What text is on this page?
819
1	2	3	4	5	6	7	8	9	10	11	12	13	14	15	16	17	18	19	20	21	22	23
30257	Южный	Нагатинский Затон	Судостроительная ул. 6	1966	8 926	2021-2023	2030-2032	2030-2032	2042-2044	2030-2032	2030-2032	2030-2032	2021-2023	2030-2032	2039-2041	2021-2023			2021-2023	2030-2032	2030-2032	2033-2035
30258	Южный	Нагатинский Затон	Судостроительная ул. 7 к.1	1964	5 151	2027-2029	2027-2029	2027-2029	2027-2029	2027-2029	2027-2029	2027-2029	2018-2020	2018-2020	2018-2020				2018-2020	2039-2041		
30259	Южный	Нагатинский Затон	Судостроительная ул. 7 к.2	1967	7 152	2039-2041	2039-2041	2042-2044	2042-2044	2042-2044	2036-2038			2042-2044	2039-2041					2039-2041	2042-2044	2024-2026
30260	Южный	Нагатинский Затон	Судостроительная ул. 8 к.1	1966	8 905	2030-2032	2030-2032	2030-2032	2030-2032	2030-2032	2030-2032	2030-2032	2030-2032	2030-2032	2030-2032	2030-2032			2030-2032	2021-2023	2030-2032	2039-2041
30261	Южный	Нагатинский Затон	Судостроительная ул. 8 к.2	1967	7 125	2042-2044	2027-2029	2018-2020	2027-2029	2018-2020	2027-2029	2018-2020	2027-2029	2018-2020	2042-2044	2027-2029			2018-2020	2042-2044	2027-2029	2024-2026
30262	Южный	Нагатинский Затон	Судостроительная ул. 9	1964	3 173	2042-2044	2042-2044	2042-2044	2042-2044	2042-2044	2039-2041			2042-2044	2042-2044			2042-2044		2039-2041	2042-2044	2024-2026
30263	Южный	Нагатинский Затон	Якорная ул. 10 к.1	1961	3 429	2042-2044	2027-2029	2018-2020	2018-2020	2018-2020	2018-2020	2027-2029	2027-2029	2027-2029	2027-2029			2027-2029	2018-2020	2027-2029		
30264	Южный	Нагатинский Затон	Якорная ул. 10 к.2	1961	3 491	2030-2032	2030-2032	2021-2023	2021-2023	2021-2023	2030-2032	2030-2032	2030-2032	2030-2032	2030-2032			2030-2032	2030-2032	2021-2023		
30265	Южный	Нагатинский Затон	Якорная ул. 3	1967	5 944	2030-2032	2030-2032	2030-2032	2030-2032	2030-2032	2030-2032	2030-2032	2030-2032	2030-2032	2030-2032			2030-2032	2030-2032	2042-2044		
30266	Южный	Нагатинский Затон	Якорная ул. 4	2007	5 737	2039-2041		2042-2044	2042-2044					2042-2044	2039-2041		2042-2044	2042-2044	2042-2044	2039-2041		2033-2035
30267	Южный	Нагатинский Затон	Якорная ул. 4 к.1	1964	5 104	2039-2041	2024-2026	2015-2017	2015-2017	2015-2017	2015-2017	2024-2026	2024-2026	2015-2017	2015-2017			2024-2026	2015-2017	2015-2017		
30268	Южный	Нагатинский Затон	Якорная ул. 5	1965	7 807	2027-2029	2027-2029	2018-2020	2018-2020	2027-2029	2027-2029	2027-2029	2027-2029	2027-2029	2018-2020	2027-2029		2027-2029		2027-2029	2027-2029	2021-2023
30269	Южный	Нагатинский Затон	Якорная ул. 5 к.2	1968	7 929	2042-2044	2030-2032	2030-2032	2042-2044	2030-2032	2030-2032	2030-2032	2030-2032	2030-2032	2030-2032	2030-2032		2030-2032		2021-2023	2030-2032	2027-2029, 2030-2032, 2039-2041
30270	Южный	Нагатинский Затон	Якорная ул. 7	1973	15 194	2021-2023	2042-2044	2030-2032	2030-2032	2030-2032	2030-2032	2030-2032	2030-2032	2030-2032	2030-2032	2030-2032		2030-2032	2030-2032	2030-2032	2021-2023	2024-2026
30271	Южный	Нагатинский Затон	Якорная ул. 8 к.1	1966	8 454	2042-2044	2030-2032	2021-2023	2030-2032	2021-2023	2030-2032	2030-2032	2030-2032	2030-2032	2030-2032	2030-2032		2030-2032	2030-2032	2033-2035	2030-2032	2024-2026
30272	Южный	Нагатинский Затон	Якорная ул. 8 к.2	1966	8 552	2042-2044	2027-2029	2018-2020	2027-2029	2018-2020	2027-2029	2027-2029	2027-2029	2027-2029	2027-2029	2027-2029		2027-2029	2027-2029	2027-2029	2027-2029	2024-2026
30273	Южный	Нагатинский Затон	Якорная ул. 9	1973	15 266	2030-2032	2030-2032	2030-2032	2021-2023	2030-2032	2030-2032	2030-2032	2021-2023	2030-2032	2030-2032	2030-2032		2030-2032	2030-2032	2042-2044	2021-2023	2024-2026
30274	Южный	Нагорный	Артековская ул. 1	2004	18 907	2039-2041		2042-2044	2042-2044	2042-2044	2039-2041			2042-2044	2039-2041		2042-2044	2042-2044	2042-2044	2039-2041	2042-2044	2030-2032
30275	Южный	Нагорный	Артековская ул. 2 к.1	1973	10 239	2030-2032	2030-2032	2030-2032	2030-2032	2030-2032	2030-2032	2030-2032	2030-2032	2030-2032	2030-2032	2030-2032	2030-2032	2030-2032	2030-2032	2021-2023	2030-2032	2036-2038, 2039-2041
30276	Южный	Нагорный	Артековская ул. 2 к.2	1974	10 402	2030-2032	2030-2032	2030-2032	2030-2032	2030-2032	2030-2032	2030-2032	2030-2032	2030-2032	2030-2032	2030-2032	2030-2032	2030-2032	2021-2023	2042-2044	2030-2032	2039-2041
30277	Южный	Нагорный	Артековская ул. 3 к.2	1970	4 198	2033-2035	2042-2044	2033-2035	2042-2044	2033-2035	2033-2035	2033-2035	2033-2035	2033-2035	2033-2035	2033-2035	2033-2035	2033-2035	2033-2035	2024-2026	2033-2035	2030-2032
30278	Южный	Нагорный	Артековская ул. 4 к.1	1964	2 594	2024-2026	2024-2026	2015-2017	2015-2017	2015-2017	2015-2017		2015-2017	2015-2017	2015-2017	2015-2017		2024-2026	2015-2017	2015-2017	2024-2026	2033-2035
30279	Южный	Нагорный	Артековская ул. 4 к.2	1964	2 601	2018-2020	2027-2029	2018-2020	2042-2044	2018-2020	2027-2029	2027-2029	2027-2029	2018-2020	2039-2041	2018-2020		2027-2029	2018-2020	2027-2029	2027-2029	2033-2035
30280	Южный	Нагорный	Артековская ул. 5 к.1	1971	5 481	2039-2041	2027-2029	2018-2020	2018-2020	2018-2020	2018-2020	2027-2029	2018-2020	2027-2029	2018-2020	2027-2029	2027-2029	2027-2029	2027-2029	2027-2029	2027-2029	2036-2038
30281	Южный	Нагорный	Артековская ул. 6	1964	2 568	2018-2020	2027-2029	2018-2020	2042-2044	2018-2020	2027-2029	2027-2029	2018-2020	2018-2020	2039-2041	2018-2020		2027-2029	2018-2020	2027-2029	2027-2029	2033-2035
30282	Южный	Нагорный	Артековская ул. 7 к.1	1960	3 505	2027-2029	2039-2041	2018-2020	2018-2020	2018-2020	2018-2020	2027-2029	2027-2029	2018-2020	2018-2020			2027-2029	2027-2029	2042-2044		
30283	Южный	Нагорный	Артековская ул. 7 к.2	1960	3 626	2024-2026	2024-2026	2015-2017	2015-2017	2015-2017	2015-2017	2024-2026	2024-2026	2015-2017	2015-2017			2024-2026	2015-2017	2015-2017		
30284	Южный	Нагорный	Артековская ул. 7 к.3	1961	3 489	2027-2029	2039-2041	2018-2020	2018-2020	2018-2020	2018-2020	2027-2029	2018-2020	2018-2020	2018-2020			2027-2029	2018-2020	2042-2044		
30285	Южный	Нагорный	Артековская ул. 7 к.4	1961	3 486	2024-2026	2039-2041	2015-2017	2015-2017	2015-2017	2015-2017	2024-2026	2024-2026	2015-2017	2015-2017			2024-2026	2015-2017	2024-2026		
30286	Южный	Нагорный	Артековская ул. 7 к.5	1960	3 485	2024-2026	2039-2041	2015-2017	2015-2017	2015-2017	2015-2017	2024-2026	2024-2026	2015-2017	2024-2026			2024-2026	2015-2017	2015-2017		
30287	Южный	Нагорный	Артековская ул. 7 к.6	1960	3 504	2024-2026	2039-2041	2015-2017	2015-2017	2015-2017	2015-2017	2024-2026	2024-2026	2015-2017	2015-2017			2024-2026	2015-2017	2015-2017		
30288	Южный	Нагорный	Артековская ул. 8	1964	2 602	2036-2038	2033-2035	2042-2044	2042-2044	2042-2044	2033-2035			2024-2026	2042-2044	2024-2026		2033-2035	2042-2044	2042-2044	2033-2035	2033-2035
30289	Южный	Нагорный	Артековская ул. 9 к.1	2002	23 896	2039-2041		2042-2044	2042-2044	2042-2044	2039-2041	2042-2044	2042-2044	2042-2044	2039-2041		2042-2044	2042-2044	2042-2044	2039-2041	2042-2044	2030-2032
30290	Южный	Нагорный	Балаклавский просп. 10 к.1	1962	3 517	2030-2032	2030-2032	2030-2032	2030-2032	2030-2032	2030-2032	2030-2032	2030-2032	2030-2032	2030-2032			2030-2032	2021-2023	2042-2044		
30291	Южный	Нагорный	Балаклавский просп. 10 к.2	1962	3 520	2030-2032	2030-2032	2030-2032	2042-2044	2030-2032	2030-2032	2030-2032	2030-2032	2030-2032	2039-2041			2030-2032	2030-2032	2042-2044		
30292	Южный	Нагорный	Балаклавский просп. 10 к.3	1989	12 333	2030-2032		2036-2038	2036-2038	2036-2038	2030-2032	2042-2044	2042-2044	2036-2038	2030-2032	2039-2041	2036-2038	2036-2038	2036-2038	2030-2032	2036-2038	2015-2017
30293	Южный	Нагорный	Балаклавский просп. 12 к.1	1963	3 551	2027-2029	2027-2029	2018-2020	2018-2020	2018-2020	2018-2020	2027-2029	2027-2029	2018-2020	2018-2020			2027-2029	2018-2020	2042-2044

============

▶ REQUIREMENTS
Going through the entries above, tally each line that has the word "Балаклавский". Answer with the number only.

▶ REPLY TO THE TASK
4